:: Goal ::
From the records below, give the number of lines that contain the string "initial", without any other text.

[Excerpt from a dataset]
+-------+

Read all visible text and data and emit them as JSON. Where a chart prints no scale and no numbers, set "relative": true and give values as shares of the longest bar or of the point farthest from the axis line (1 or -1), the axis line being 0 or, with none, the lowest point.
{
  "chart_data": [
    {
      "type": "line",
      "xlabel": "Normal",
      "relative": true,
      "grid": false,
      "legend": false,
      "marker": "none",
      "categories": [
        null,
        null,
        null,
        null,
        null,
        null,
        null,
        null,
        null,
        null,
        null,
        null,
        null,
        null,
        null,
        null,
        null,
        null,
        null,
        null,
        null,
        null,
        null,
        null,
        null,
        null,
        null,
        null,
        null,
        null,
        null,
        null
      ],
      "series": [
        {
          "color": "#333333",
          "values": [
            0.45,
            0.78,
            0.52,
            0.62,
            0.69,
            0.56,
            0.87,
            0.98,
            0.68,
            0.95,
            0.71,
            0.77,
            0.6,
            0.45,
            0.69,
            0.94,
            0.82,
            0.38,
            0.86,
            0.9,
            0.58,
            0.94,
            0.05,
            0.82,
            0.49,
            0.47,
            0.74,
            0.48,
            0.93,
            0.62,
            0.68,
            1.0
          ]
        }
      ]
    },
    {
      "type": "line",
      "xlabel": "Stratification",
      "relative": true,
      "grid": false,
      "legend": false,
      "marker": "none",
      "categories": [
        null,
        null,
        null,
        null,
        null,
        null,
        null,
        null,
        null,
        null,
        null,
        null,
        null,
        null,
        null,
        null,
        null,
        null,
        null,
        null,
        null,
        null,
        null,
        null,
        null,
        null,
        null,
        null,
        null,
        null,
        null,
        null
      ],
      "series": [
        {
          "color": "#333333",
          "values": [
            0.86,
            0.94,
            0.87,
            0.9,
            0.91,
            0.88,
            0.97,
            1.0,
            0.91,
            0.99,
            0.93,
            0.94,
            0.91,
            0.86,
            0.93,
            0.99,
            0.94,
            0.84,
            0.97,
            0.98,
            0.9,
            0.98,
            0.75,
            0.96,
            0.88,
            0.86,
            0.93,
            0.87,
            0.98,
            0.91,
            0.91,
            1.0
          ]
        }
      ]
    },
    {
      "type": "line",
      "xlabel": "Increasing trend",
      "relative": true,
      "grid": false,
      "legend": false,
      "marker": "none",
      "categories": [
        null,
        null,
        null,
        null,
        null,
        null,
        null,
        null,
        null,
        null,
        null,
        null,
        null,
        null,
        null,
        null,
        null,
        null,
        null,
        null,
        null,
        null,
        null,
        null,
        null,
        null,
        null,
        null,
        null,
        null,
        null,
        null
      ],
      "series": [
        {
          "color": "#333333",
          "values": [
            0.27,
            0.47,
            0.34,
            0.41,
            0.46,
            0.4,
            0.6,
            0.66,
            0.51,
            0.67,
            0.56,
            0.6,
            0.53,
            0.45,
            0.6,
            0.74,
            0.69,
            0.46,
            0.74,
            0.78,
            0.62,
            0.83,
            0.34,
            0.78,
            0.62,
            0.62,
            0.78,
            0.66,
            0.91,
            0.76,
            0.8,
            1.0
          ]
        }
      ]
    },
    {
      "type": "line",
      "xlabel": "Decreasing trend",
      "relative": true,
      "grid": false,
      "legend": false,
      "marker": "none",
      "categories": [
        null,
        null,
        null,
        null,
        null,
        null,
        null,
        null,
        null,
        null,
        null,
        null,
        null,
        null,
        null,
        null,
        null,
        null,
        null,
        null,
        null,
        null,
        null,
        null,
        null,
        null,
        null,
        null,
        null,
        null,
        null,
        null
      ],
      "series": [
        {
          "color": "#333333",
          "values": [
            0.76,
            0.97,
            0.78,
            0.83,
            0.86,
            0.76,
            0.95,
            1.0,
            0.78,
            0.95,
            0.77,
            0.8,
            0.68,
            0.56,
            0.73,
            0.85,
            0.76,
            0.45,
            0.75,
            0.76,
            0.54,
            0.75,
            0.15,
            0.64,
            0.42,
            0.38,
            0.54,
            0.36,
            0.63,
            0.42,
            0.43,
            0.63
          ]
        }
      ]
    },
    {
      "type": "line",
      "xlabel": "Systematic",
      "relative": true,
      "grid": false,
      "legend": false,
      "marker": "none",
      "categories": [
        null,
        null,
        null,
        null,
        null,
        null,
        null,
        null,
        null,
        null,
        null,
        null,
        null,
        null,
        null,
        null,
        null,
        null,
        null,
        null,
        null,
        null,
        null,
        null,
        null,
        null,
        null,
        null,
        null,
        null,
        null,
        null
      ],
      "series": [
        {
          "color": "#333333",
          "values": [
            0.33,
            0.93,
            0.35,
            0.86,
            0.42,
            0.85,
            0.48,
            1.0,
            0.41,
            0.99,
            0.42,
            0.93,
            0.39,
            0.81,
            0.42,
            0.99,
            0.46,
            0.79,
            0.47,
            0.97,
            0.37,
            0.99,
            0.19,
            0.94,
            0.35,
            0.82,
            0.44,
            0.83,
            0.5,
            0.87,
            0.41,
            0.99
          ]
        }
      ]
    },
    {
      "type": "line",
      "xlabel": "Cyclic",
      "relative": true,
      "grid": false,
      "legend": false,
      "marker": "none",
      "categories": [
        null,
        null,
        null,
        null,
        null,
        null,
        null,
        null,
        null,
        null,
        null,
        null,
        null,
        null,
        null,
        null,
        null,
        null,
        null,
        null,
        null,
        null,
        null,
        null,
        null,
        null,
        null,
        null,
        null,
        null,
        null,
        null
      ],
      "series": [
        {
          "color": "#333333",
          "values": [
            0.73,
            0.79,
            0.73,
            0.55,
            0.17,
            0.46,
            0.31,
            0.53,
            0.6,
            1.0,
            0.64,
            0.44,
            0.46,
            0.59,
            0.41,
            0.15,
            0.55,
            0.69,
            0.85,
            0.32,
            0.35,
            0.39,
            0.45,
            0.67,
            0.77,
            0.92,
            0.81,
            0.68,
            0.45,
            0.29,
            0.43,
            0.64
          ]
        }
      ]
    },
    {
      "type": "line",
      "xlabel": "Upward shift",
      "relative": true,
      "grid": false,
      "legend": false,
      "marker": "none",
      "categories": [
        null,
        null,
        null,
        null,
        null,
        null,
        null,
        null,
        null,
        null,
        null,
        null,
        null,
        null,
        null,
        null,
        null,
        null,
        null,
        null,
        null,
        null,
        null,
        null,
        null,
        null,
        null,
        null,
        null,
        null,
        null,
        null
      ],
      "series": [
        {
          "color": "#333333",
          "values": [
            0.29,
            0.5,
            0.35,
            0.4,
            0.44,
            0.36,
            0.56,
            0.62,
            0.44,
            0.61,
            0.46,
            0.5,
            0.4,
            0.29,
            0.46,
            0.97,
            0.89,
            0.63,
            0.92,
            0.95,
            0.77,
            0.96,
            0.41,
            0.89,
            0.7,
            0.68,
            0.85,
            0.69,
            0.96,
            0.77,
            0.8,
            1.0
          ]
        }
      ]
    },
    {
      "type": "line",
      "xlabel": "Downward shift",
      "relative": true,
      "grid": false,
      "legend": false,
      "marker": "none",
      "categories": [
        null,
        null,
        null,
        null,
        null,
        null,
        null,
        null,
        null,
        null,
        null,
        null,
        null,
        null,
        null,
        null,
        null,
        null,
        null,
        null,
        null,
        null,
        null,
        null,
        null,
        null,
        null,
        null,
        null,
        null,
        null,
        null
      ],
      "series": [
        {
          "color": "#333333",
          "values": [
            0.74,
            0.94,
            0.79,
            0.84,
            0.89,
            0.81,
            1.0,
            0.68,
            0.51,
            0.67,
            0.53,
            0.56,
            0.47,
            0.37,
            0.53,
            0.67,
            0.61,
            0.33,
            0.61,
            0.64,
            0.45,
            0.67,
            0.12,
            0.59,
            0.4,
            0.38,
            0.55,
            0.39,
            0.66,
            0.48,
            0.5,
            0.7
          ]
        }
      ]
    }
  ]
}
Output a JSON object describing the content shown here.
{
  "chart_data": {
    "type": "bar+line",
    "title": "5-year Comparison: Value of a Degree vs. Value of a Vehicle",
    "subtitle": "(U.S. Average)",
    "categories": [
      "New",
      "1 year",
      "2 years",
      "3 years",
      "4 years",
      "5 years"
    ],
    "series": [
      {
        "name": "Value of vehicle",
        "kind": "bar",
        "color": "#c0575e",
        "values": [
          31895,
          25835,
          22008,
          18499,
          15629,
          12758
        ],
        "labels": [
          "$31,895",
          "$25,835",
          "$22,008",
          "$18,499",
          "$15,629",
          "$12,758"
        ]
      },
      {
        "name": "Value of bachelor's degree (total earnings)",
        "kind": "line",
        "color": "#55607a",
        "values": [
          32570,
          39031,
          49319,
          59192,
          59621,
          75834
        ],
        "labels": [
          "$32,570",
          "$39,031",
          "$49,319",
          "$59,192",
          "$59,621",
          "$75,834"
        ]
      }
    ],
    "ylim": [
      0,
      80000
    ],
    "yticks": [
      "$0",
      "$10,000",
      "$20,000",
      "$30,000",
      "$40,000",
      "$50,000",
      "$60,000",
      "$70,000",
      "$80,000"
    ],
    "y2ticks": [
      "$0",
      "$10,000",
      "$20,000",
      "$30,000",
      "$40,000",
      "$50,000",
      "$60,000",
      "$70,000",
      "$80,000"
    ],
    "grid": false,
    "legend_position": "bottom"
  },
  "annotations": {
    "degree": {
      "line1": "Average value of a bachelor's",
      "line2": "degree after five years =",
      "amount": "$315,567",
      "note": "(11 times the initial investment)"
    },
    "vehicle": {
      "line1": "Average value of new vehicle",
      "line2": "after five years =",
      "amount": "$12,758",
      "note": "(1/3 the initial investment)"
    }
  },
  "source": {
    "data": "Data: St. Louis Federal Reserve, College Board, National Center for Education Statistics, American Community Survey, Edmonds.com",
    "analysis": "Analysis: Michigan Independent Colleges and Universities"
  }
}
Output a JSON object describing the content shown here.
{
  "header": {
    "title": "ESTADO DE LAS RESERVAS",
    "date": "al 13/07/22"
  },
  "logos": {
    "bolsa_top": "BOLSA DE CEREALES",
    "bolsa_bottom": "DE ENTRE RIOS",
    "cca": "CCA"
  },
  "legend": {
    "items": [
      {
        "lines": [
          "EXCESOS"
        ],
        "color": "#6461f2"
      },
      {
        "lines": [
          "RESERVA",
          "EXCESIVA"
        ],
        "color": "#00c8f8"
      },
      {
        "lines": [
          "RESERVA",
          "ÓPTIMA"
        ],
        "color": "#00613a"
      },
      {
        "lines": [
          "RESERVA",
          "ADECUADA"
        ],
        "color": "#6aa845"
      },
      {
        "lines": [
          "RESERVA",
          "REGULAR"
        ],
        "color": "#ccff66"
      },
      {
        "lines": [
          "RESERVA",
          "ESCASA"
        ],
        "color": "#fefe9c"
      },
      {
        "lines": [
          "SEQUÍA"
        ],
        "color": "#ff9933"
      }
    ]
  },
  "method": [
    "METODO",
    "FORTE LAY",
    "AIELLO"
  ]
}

+-------+

:: Solution to the problem ::
2